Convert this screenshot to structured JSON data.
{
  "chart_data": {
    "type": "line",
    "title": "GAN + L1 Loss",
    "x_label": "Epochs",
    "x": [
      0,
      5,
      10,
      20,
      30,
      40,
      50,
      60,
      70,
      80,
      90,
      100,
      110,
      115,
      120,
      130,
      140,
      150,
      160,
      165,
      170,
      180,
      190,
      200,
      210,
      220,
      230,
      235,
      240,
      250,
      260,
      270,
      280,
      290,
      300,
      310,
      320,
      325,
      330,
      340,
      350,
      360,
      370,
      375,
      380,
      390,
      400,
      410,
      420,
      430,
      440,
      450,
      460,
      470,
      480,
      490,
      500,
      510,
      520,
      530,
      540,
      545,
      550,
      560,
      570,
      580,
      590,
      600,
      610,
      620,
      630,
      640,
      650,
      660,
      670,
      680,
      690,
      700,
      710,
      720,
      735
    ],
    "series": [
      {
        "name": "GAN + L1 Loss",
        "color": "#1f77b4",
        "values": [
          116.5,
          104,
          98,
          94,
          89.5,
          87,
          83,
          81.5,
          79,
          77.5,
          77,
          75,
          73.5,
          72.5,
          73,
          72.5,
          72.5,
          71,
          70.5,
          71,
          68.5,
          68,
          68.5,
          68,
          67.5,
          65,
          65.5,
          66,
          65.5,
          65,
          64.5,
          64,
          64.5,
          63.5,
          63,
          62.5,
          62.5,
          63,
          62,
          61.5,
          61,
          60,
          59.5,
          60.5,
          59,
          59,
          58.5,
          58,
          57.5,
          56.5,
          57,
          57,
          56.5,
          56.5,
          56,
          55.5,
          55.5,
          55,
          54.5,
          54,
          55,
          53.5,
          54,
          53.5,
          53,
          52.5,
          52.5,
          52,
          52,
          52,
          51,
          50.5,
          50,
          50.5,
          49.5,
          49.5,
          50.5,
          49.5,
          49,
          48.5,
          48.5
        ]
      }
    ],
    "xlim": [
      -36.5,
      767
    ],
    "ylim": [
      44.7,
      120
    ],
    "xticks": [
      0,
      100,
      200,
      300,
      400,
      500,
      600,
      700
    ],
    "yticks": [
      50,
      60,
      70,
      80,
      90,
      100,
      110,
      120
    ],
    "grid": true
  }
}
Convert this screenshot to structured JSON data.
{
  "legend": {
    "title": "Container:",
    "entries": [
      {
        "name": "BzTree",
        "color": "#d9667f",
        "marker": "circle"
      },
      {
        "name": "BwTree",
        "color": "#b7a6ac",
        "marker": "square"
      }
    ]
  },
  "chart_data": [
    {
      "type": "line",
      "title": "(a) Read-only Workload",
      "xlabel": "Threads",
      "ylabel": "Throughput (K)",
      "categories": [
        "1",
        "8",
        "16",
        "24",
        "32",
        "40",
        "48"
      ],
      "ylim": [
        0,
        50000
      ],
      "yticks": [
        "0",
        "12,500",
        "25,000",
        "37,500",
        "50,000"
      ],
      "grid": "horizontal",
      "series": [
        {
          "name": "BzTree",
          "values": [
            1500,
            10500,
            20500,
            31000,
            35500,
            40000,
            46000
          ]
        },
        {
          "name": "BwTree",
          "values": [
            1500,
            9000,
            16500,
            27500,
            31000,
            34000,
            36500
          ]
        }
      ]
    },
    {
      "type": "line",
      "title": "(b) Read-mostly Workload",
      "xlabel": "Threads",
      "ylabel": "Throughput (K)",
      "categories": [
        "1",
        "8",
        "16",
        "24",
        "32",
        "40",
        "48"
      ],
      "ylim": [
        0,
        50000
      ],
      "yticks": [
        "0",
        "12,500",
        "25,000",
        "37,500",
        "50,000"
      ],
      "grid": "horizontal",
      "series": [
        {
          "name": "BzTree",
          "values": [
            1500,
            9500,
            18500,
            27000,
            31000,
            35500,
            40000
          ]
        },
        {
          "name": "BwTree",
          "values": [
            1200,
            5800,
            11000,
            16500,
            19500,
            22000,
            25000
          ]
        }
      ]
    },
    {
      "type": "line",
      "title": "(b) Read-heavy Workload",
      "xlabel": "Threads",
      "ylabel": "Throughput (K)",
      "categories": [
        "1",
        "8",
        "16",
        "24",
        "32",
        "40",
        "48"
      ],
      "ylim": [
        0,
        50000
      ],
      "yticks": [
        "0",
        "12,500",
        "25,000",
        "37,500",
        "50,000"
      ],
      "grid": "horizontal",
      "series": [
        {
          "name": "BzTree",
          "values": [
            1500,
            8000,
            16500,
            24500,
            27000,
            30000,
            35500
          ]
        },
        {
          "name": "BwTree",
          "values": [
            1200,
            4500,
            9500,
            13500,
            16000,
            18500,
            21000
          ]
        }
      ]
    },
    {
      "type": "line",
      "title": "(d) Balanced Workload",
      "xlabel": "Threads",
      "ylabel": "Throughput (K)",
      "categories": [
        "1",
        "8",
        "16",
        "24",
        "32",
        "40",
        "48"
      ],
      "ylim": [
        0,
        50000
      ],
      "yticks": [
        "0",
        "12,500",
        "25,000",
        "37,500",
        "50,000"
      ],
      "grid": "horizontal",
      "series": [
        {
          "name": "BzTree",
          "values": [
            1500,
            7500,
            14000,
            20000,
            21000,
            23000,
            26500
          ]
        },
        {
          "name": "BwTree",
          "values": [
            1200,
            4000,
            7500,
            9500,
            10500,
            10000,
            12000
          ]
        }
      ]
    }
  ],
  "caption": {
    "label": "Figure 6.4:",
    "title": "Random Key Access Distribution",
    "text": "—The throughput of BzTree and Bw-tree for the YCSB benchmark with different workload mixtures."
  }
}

§ WHAT YOU ARE ASKED TO DO
Transcribe every entry verbatim.

§ SOLVED EXERCISE
Convert this screenshot to structured JSON data.
{
  "chart_data": {
    "type": "line",
    "title": "GAN + L1 Loss",
    "x_label": "Epochs",
    "x": [
      0,
      5,
      10,
      20,
      30,
      40,
      50,
      60,
      70,
      80,
      90,
      100,
      110,
      115,
      120,
      130,
      140,
      150,
      160,
      165,
      170,
      180,
      190,
      200,
      210,
      220,
      230,
      235,
      240,
      250,
      260,
      270,
      280,
      290,
      300,
      310,
      320,
      325,
      330,
      340,
      350,
      360,
      370,
      375,
      380,
      390,
      400,
      410,
      420,
      430,
      440,
      450,
      460,
      470,
      480,
      490,
      500,
      510,
      520,
      530,
      540,
      545,
      550,
      560,
      570,
      580,
      590,
      600,
      610,
      620,
      630,
      640,
      650,
      660,
      670,
      680,
      690,
      700,
      710,
      720,
      735
    ],
    "series": [
      {
        "name": "GAN + L1 Loss",
        "color": "#1f77b4",
        "values": [
          116.5,
          104,
          98,
          94,
          89.5,
          87,
          83,
          81.5,
          79,
          77.5,
          77,
          75,
          73.5,
          72.5,
          73,
          72.5,
          72.5,
          71,
          70.5,
          71,
          68.5,
          68,
          68.5,
          68,
          67.5,
          65,
          65.5,
          66,
          65.5,
          65,
          64.5,
          64,
          64.5,
          63.5,
          63,
          62.5,
          62.5,
          63,
          62,
          61.5,
          61,
          60,
          59.5,
          60.5,
          59,
          59,
          58.5,
          58,
          57.5,
          56.5,
          57,
          57,
          56.5,
          56.5,
          56,
          55.5,
          55.5,
          55,
          54.5,
          54,
          55,
          53.5,
          54,
          53.5,
          53,
          52.5,
          52.5,
          52,
          52,
          52,
          51,
          50.5,
          50,
          50.5,
          49.5,
          49.5,
          50.5,
          49.5,
          49,
          48.5,
          48.5
        ]
      }
    ],
    "xlim": [
      -36.5,
      767
    ],
    "ylim": [
      44.7,
      120
    ],
    "xticks": [
      0,
      100,
      200,
      300,
      400,
      500,
      600,
      700
    ],
    "yticks": [
      50,
      60,
      70,
      80,
      90,
      100,
      110,
      120
    ],
    "grid": true
  }
}
Convert this screenshot to structured JSON data.
{
  "legend": {
    "title": "Container:",
    "entries": [
      {
        "name": "BzTree",
        "color": "#d9667f",
        "marker": "circle"
      },
      {
        "name": "BwTree",
        "color": "#b7a6ac",
        "marker": "square"
      }
    ]
  },
  "chart_data": [
    {
      "type": "line",
      "title": "(a) Read-only Workload",
      "xlabel": "Threads",
      "ylabel": "Throughput (K)",
      "categories": [
        "1",
        "8",
        "16",
        "24",
        "32",
        "40",
        "48"
      ],
      "ylim": [
        0,
        50000
      ],
      "yticks": [
        "0",
        "12,500",
        "25,000",
        "37,500",
        "50,000"
      ],
      "grid": "horizontal",
      "series": [
        {
          "name": "BzTree",
          "values": [
            1500,
            10500,
            20500,
            31000,
            35500,
            40000,
            46000
          ]
        },
        {
          "name": "BwTree",
          "values": [
            1500,
            9000,
            16500,
            27500,
            31000,
            34000,
            36500
          ]
        }
      ]
    },
    {
      "type": "line",
      "title": "(b) Read-mostly Workload",
      "xlabel": "Threads",
      "ylabel": "Throughput (K)",
      "categories": [
        "1",
        "8",
        "16",
        "24",
        "32",
        "40",
        "48"
      ],
      "ylim": [
        0,
        50000
      ],
      "yticks": [
        "0",
        "12,500",
        "25,000",
        "37,500",
        "50,000"
      ],
      "grid": "horizontal",
      "series": [
        {
          "name": "BzTree",
          "values": [
            1500,
            9500,
            18500,
            27000,
            31000,
            35500,
            40000
          ]
        },
        {
          "name": "BwTree",
          "values": [
            1200,
            5800,
            11000,
            16500,
            19500,
            22000,
            25000
          ]
        }
      ]
    },
    {
      "type": "line",
      "title": "(b) Read-heavy Workload",
      "xlabel": "Threads",
      "ylabel": "Throughput (K)",
      "categories": [
        "1",
        "8",
        "16",
        "24",
        "32",
        "40",
        "48"
      ],
      "ylim": [
        0,
        50000
      ],
      "yticks": [
        "0",
        "12,500",
        "25,000",
        "37,500",
        "50,000"
      ],
      "grid": "horizontal",
      "series": [
        {
          "name": "BzTree",
          "values": [
            1500,
            8000,
            16500,
            24500,
            27000,
            30000,
            35500
          ]
        },
        {
          "name": "BwTree",
          "values": [
            1200,
            4500,
            9500,
            13500,
            16000,
            18500,
            21000
          ]
        }
      ]
    },
    {
      "type": "line",
      "title": "(d) Balanced Workload",
      "xlabel": "Threads",
      "ylabel": "Throughput (K)",
      "categories": [
        "1",
        "8",
        "16",
        "24",
        "32",
        "40",
        "48"
      ],
      "ylim": [
        0,
        50000
      ],
      "yticks": [
        "0",
        "12,500",
        "25,000",
        "37,500",
        "50,000"
      ],
      "grid": "horizontal",
      "series": [
        {
          "name": "BzTree",
          "values": [
            1500,
            7500,
            14000,
            20000,
            21000,
            23000,
            26500
          ]
        },
        {
          "name": "BwTree",
          "values": [
            1200,
            4000,
            7500,
            9500,
            10500,
            10000,
            12000
          ]
        }
      ]
    }
  ],
  "caption": {
    "label": "Figure 6.4:",
    "title": "Random Key Access Distribution",
    "text": "—The throughput of BzTree and Bw-tree for the YCSB benchmark with different workload mixtures."
  }
}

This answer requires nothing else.